→ AIM OF THE EXERCISE: Copy out every one of the following lines word for word, with no changes.

→ INFORMATION SUPPLIED:
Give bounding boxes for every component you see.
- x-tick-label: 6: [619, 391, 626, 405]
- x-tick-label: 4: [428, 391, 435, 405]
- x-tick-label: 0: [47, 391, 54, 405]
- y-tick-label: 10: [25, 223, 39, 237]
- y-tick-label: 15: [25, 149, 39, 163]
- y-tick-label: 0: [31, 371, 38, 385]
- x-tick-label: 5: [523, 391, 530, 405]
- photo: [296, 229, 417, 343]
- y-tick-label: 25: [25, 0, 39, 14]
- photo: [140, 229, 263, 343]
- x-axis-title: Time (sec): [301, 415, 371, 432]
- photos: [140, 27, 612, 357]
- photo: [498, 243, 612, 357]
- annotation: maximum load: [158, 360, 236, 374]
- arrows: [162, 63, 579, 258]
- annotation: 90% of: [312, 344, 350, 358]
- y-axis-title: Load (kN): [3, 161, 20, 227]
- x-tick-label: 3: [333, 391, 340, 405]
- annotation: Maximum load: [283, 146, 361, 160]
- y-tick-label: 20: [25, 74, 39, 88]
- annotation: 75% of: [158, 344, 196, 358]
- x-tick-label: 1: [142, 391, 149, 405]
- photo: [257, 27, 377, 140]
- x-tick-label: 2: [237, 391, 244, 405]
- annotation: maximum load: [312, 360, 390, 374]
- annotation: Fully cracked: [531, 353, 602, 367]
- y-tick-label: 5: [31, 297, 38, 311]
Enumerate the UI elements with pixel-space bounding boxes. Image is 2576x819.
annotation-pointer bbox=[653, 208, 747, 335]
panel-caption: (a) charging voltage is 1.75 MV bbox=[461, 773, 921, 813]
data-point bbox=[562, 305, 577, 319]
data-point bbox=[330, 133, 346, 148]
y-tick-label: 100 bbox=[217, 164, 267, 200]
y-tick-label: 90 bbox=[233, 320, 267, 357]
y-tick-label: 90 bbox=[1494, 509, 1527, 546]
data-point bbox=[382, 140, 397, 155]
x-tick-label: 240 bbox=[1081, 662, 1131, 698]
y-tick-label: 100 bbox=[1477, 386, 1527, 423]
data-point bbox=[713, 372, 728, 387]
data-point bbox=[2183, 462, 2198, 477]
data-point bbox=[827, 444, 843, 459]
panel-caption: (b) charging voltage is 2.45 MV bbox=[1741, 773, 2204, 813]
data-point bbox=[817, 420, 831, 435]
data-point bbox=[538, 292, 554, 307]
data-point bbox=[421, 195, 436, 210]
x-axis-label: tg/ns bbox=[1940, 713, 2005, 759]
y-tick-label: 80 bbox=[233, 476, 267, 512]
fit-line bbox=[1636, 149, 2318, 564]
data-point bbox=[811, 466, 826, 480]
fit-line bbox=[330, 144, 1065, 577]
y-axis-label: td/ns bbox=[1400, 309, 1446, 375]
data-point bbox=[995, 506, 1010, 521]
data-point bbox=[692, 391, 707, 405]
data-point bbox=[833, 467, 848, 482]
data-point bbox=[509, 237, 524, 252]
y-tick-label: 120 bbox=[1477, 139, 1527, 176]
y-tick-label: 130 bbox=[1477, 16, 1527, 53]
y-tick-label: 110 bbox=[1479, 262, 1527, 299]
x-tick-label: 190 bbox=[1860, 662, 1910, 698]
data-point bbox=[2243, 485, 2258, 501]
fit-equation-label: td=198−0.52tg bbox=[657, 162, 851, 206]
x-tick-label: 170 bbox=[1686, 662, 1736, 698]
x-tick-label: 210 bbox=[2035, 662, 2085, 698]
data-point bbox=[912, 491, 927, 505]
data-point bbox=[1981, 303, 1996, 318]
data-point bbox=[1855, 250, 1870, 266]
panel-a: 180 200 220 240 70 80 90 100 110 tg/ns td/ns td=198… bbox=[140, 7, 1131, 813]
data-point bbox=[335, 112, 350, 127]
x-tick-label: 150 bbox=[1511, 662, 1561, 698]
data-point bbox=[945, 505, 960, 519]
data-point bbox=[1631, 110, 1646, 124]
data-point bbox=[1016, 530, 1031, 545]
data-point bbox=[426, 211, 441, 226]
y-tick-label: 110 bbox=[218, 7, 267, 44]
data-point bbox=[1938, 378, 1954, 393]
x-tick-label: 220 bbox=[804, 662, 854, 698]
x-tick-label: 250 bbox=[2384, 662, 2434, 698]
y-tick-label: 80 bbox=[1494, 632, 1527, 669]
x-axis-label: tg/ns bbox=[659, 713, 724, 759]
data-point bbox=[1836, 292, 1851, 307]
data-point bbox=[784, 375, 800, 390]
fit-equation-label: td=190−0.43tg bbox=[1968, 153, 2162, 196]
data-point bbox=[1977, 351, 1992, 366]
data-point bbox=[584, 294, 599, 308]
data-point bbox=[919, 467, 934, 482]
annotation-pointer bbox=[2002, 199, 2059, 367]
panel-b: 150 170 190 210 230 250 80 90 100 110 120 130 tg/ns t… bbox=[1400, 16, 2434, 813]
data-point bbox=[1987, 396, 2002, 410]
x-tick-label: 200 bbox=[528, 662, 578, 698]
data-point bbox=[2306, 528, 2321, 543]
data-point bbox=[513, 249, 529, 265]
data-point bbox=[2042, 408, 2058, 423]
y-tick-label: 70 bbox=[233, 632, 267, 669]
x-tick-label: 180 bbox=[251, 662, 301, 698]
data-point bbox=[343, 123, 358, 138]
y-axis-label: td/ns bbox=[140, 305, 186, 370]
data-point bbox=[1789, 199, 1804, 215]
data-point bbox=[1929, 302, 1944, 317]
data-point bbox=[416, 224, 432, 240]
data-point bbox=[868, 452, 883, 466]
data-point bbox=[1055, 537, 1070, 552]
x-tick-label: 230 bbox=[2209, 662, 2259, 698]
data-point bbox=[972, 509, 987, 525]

→ WRITTEN RESPONSE:
Give bounding boxes for every component you see.
- x-tick-label: 6: [619, 391, 626, 405]
- x-tick-label: 4: [428, 391, 435, 405]
- x-tick-label: 0: [47, 391, 54, 405]
- y-tick-label: 10: [25, 223, 39, 237]
- y-tick-label: 15: [25, 149, 39, 163]
- y-tick-label: 0: [31, 371, 38, 385]
- x-tick-label: 5: [523, 391, 530, 405]
- photo: [296, 229, 417, 343]
- y-tick-label: 25: [25, 0, 39, 14]
- photo: [140, 229, 263, 343]
- x-axis-title: Time (sec): [301, 415, 371, 432]
- photos: [140, 27, 612, 357]
- photo: [498, 243, 612, 357]
- annotation: maximum load: [158, 360, 236, 374]
- arrows: [162, 63, 579, 258]
- annotation: 90% of: [312, 344, 350, 358]
- y-axis-title: Load (kN): [3, 161, 20, 227]
- x-tick-label: 3: [333, 391, 340, 405]
- annotation: Maximum load: [283, 146, 361, 160]
- y-tick-label: 20: [25, 74, 39, 88]
- annotation: 75% of: [158, 344, 196, 358]
- x-tick-label: 1: [142, 391, 149, 405]
- photo: [257, 27, 377, 140]
- x-tick-label: 2: [237, 391, 244, 405]
- annotation: maximum load: [312, 360, 390, 374]
- annotation: Fully cracked: [531, 353, 602, 367]
- y-tick-label: 5: [31, 297, 38, 311]
Enumerate the UI elements with pixel-space bounding boxes. Image is 2576x819.
annotation-pointer bbox=[653, 208, 747, 335]
panel-caption: (a) charging voltage is 1.75 MV bbox=[461, 773, 921, 813]
data-point bbox=[562, 305, 577, 319]
data-point bbox=[330, 133, 346, 148]
y-tick-label: 100 bbox=[217, 164, 267, 200]
y-tick-label: 90 bbox=[233, 320, 267, 357]
y-tick-label: 90 bbox=[1494, 509, 1527, 546]
data-point bbox=[382, 140, 397, 155]
x-tick-label: 240 bbox=[1081, 662, 1131, 698]
y-tick-label: 100 bbox=[1477, 386, 1527, 423]
data-point bbox=[713, 372, 728, 387]
data-point bbox=[2183, 462, 2198, 477]
data-point bbox=[827, 444, 843, 459]
panel-caption: (b) charging voltage is 2.45 MV bbox=[1741, 773, 2204, 813]
data-point bbox=[817, 420, 831, 435]
data-point bbox=[538, 292, 554, 307]
data-point bbox=[421, 195, 436, 210]
x-axis-label: tg/ns bbox=[1940, 713, 2005, 759]
y-tick-label: 80 bbox=[233, 476, 267, 512]
fit-line bbox=[1636, 149, 2318, 564]
data-point bbox=[811, 466, 826, 480]
fit-line bbox=[330, 144, 1065, 577]
y-axis-label: td/ns bbox=[1400, 309, 1446, 375]
data-point bbox=[995, 506, 1010, 521]
data-point bbox=[692, 391, 707, 405]
data-point bbox=[833, 467, 848, 482]
data-point bbox=[509, 237, 524, 252]
y-tick-label: 120 bbox=[1477, 139, 1527, 176]
y-tick-label: 130 bbox=[1477, 16, 1527, 53]
y-tick-label: 110 bbox=[1479, 262, 1527, 299]
x-tick-label: 190 bbox=[1860, 662, 1910, 698]
data-point bbox=[2243, 485, 2258, 501]
fit-equation-label: td=198−0.52tg bbox=[657, 162, 851, 206]
x-tick-label: 170 bbox=[1686, 662, 1736, 698]
x-tick-label: 210 bbox=[2035, 662, 2085, 698]
data-point bbox=[912, 491, 927, 505]
data-point bbox=[1981, 303, 1996, 318]
data-point bbox=[1855, 250, 1870, 266]
panel-a: 180 200 220 240 70 80 90 100 110 tg/ns td/ns td=198… bbox=[140, 7, 1131, 813]
data-point bbox=[335, 112, 350, 127]
x-tick-label: 150 bbox=[1511, 662, 1561, 698]
data-point bbox=[945, 505, 960, 519]
data-point bbox=[1631, 110, 1646, 124]
data-point bbox=[1016, 530, 1031, 545]
data-point bbox=[426, 211, 441, 226]
y-tick-label: 110 bbox=[218, 7, 267, 44]
data-point bbox=[1938, 378, 1954, 393]
x-tick-label: 220 bbox=[804, 662, 854, 698]
x-tick-label: 250 bbox=[2384, 662, 2434, 698]
y-tick-label: 80 bbox=[1494, 632, 1527, 669]
x-axis-label: tg/ns bbox=[659, 713, 724, 759]
data-point bbox=[1836, 292, 1851, 307]
data-point bbox=[784, 375, 800, 390]
fit-equation-label: td=190−0.43tg bbox=[1968, 153, 2162, 196]
data-point bbox=[1977, 351, 1992, 366]
data-point bbox=[584, 294, 599, 308]
data-point bbox=[919, 467, 934, 482]
annotation-pointer bbox=[2002, 199, 2059, 367]
panel-b: 150 170 190 210 230 250 80 90 100 110 120 130 tg/ns t… bbox=[1400, 16, 2434, 813]
data-point bbox=[1987, 396, 2002, 410]
x-tick-label: 200 bbox=[528, 662, 578, 698]
data-point bbox=[2306, 528, 2321, 543]
data-point bbox=[513, 249, 529, 265]
data-point bbox=[2042, 408, 2058, 423]
y-tick-label: 70 bbox=[233, 632, 267, 669]
x-tick-label: 180 bbox=[251, 662, 301, 698]
data-point bbox=[343, 123, 358, 138]
y-axis-label: td/ns bbox=[140, 305, 186, 370]
data-point bbox=[1789, 199, 1804, 215]
data-point bbox=[1929, 302, 1944, 317]
data-point bbox=[416, 224, 432, 240]
data-point bbox=[868, 452, 883, 466]
data-point bbox=[1055, 537, 1070, 552]
x-tick-label: 230 bbox=[2209, 662, 2259, 698]
data-point bbox=[972, 509, 987, 525]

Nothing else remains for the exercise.